* BRIEF
Extract each line containing the string "JSON".

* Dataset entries
--- BEGIN ---

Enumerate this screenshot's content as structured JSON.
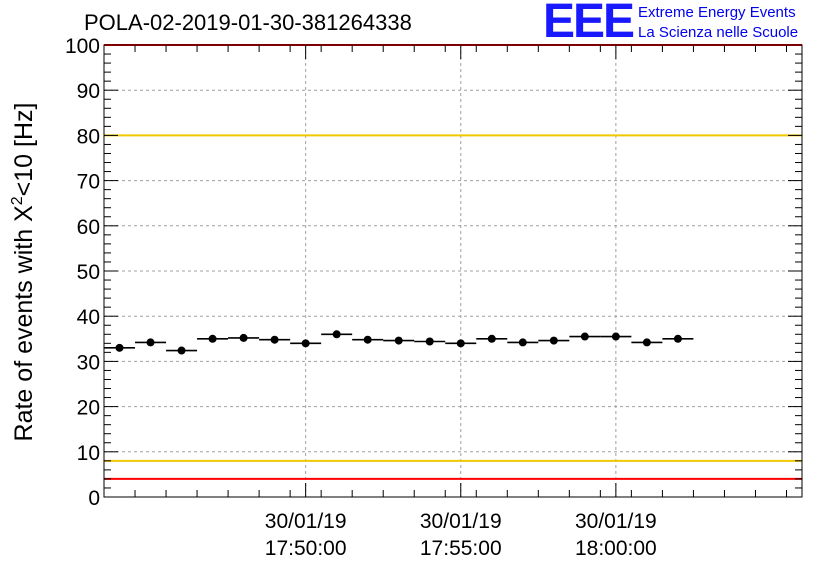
{
  "chart_data": {
    "type": "scatter",
    "title": "POLA-02-2019-01-30-381264338",
    "ylabel_main": "Rate of events with X",
    "ylabel_sup": "2",
    "ylabel_tail": "<10 [Hz]",
    "ylim": [
      0,
      100
    ],
    "yticks": [
      "0",
      "10",
      "20",
      "30",
      "40",
      "50",
      "60",
      "70",
      "80",
      "90",
      "100"
    ],
    "grid": true,
    "xticks": [
      {
        "date": "30/01/19",
        "time": "17:50:00",
        "minute": 11.5
      },
      {
        "date": "30/01/19",
        "time": "17:55:00",
        "minute": 16.5
      },
      {
        "date": "30/01/19",
        "time": "18:00:00",
        "minute": 21.5
      }
    ],
    "xlim": [
      5.0,
      27.5
    ],
    "bin_width": 1.0,
    "points": [
      {
        "x": 5.5,
        "y": 33.0
      },
      {
        "x": 6.5,
        "y": 34.2
      },
      {
        "x": 7.5,
        "y": 32.4
      },
      {
        "x": 8.5,
        "y": 35.0
      },
      {
        "x": 9.5,
        "y": 35.2
      },
      {
        "x": 10.5,
        "y": 34.8
      },
      {
        "x": 11.5,
        "y": 34.0
      },
      {
        "x": 12.5,
        "y": 36.0
      },
      {
        "x": 13.5,
        "y": 34.8
      },
      {
        "x": 14.5,
        "y": 34.6
      },
      {
        "x": 15.5,
        "y": 34.4
      },
      {
        "x": 16.5,
        "y": 34.0
      },
      {
        "x": 17.5,
        "y": 35.0
      },
      {
        "x": 18.5,
        "y": 34.2
      },
      {
        "x": 19.5,
        "y": 34.6
      },
      {
        "x": 20.5,
        "y": 35.5
      },
      {
        "x": 21.5,
        "y": 35.5
      },
      {
        "x": 22.5,
        "y": 34.2
      },
      {
        "x": 23.5,
        "y": 35.0
      }
    ],
    "reference_lines": [
      {
        "y": 80,
        "color": "#f0c800"
      },
      {
        "y": 8,
        "color": "#f0c800"
      },
      {
        "y": 4,
        "color": "#ff0000"
      },
      {
        "y": 100,
        "color": "#ff0000"
      }
    ]
  },
  "logo": {
    "mark": "EEE",
    "line1": "Extreme Energy Events",
    "line2": "La Scienza nelle Scuole"
  }
}
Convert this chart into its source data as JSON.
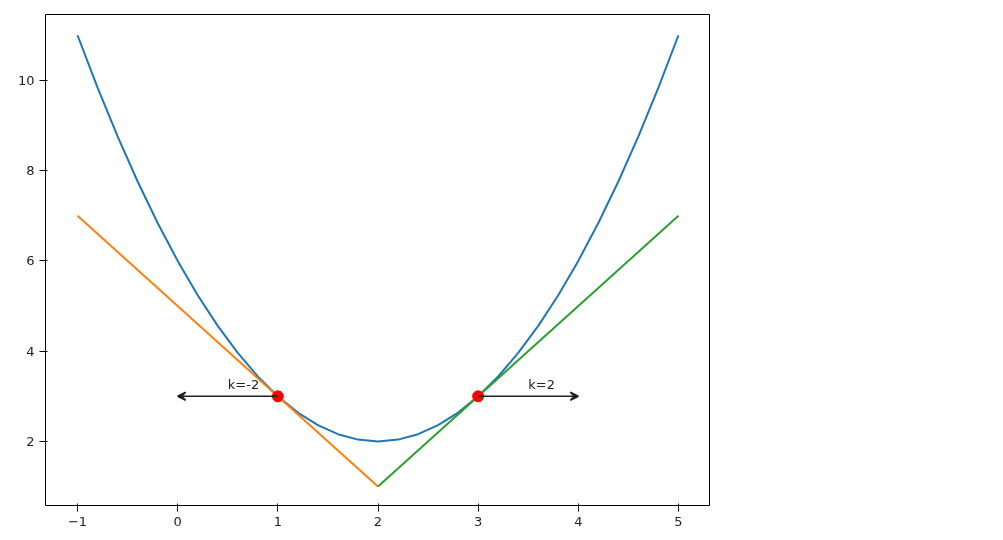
{
  "chart_data": {
    "type": "line",
    "series": [
      {
        "color": "#1f77b4",
        "x": [
          -1,
          -0.8,
          -0.6,
          -0.4,
          -0.2,
          0,
          0.2,
          0.4,
          0.6,
          0.8,
          1,
          1.2,
          1.4,
          1.6,
          1.8,
          2,
          2.2,
          2.4,
          2.6,
          2.8,
          3,
          3.2,
          3.4,
          3.6,
          3.8,
          4,
          4.2,
          4.4,
          4.6,
          4.8,
          5
        ],
        "values": [
          11,
          9.84,
          8.76,
          7.76,
          6.84,
          6,
          5.24,
          4.56,
          3.96,
          3.44,
          3,
          2.64,
          2.36,
          2.16,
          2.04,
          2,
          2.04,
          2.16,
          2.36,
          2.64,
          3,
          3.44,
          3.96,
          4.56,
          5.24,
          6,
          6.84,
          7.76,
          8.76,
          9.84,
          11
        ]
      },
      {
        "color": "#ff7f0e",
        "x": [
          -1,
          2
        ],
        "values": [
          7,
          1
        ]
      },
      {
        "color": "#2ca02c",
        "x": [
          2,
          5
        ],
        "values": [
          1,
          7
        ]
      },
      {
        "type": "scatter",
        "color": "#ff0000",
        "x": [
          1,
          3
        ],
        "values": [
          3,
          3
        ]
      }
    ],
    "annotations": [
      "k=-2",
      "k=2"
    ],
    "xlim": [
      -1.32,
      5.31
    ],
    "ylim": [
      0.58,
      11.46
    ],
    "xticks": [
      -1,
      0,
      1,
      2,
      3,
      4,
      5
    ],
    "yticks": [
      2,
      4,
      6,
      8,
      10
    ],
    "grid": false,
    "line_style": "solid"
  }
}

--- END ---

* THE COMPLETED TASK
Enumerate this screenshot's content as structured JSON.
Convert this chart into its source data as JSON.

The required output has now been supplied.